Dataset entries:
## START

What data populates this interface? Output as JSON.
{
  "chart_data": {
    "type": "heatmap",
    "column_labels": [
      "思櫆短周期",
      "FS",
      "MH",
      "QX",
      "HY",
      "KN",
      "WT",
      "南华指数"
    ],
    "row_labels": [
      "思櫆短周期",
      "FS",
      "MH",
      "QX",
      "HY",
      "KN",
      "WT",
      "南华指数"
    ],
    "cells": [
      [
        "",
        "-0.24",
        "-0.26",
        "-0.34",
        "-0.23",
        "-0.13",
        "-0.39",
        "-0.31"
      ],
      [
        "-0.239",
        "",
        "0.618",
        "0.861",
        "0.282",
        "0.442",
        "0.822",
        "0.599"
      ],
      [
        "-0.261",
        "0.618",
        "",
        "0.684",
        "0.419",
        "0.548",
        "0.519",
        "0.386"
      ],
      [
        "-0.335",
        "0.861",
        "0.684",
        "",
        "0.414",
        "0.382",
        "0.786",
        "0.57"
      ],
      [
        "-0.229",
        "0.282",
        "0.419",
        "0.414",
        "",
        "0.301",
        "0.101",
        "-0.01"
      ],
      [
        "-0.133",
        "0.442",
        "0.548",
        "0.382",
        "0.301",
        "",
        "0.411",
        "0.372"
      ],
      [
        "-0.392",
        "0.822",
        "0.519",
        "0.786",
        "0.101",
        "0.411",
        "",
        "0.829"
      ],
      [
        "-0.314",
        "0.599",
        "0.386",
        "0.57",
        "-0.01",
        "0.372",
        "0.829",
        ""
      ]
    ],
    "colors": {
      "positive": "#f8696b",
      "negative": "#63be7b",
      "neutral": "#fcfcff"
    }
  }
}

## END
## START

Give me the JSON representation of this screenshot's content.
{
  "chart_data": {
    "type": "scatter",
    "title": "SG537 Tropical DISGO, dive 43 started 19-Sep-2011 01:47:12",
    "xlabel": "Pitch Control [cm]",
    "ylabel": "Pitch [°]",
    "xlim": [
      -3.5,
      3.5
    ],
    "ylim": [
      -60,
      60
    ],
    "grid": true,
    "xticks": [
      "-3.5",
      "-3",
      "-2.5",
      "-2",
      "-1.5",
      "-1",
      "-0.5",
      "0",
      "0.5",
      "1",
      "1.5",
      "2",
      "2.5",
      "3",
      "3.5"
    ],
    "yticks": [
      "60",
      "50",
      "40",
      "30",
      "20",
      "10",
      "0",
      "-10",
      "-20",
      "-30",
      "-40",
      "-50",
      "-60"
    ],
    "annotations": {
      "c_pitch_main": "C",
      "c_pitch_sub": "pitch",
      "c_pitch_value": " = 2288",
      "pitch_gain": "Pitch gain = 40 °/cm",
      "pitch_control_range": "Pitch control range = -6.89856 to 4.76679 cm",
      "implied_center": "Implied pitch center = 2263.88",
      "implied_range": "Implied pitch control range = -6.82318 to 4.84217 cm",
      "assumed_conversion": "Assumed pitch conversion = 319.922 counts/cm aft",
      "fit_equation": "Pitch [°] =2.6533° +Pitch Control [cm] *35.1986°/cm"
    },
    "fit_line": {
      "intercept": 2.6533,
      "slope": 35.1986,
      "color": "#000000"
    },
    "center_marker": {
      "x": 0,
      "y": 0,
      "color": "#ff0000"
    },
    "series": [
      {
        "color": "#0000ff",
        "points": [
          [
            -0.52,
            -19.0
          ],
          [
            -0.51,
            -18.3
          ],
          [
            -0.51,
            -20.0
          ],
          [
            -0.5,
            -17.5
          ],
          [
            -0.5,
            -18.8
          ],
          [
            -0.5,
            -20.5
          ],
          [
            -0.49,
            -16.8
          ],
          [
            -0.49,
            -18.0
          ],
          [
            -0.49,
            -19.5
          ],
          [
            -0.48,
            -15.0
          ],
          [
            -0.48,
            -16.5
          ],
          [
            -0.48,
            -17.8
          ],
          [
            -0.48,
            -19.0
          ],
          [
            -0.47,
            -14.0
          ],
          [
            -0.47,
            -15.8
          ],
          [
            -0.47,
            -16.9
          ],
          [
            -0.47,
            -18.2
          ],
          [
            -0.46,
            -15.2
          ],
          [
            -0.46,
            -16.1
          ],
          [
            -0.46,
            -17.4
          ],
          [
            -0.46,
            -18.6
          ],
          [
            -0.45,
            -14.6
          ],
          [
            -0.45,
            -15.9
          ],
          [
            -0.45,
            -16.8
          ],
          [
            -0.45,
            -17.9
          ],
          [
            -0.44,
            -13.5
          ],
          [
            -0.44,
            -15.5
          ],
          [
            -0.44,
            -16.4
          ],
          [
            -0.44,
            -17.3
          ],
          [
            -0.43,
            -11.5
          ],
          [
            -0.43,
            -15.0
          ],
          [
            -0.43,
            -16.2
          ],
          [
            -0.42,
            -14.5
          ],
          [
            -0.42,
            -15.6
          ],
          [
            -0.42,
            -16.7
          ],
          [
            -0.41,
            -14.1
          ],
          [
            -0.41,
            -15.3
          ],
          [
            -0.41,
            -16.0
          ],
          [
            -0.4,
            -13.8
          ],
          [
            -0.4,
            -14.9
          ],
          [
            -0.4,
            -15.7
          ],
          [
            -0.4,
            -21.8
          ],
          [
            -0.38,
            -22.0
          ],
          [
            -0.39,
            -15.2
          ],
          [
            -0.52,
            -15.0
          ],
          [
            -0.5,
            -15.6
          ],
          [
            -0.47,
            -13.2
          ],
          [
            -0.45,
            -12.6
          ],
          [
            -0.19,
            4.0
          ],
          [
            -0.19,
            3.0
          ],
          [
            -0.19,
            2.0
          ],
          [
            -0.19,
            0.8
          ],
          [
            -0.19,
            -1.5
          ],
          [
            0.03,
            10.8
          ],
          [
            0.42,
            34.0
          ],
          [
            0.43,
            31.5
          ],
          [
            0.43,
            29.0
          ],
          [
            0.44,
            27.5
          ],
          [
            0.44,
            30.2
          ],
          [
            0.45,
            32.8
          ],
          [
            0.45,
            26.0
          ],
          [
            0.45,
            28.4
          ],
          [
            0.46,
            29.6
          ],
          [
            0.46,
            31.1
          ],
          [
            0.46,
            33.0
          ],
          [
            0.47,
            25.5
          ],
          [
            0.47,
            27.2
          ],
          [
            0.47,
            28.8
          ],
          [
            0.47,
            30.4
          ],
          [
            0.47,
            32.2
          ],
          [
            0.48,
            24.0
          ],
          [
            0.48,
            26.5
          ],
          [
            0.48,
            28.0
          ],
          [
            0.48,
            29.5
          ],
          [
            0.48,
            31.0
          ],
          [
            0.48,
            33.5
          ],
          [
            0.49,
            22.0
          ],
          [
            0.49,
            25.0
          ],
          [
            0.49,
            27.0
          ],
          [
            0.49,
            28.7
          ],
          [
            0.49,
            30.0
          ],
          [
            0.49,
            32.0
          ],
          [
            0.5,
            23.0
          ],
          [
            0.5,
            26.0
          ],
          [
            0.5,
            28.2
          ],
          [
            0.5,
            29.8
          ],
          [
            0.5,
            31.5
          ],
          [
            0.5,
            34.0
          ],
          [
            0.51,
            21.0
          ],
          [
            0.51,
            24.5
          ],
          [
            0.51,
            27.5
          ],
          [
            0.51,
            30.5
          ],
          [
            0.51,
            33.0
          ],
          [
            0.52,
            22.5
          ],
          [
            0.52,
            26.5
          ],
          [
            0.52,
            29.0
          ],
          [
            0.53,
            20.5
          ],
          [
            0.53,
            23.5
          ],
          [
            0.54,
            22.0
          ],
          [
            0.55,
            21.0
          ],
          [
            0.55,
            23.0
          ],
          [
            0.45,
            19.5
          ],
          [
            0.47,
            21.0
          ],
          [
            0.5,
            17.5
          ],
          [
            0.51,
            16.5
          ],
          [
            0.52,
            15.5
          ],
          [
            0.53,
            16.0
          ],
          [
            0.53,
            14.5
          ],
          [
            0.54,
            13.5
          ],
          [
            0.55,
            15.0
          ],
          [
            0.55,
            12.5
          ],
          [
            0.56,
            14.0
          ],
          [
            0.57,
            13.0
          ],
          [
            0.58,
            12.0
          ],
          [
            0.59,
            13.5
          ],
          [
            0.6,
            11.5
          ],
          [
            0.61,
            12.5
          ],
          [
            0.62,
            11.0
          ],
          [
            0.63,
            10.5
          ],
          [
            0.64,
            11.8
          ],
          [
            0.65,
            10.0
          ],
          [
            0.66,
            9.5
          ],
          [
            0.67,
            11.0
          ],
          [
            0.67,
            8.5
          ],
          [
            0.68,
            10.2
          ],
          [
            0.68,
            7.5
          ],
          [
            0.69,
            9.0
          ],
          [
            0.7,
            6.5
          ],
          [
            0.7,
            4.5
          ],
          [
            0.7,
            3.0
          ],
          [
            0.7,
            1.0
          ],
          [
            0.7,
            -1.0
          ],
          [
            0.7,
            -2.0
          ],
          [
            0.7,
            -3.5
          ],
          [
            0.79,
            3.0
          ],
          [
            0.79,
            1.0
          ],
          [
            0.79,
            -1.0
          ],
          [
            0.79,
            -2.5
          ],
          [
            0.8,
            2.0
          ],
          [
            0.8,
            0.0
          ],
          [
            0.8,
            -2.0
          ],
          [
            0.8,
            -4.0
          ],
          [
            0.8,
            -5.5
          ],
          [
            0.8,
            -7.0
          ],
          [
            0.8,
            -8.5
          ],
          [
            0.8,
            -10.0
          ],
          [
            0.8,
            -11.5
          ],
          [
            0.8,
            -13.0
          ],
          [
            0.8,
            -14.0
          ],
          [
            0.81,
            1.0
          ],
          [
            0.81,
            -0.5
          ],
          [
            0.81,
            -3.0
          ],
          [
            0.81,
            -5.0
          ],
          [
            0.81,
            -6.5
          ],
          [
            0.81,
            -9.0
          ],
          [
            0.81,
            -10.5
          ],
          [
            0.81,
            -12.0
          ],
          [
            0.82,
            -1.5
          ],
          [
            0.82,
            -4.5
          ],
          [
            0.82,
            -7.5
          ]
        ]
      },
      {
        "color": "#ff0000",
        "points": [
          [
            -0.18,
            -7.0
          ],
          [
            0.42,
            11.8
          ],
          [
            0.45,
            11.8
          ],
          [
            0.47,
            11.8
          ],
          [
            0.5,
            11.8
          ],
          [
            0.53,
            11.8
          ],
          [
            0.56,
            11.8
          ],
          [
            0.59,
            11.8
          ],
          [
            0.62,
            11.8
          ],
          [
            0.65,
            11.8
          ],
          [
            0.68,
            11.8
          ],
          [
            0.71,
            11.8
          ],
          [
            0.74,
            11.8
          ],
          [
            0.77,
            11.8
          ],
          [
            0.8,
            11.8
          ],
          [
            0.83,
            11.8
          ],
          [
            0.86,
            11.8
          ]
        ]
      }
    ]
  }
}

## END

▶ _Exercise description_: Point out every line holding the string "Implied" and copy it.

▶ _Exercise solution_:
      "implied_center": "Implied pitch center = 2263.88",
      "implied_range": "Implied pitch control range = -6.82318 to 4.84217 cm",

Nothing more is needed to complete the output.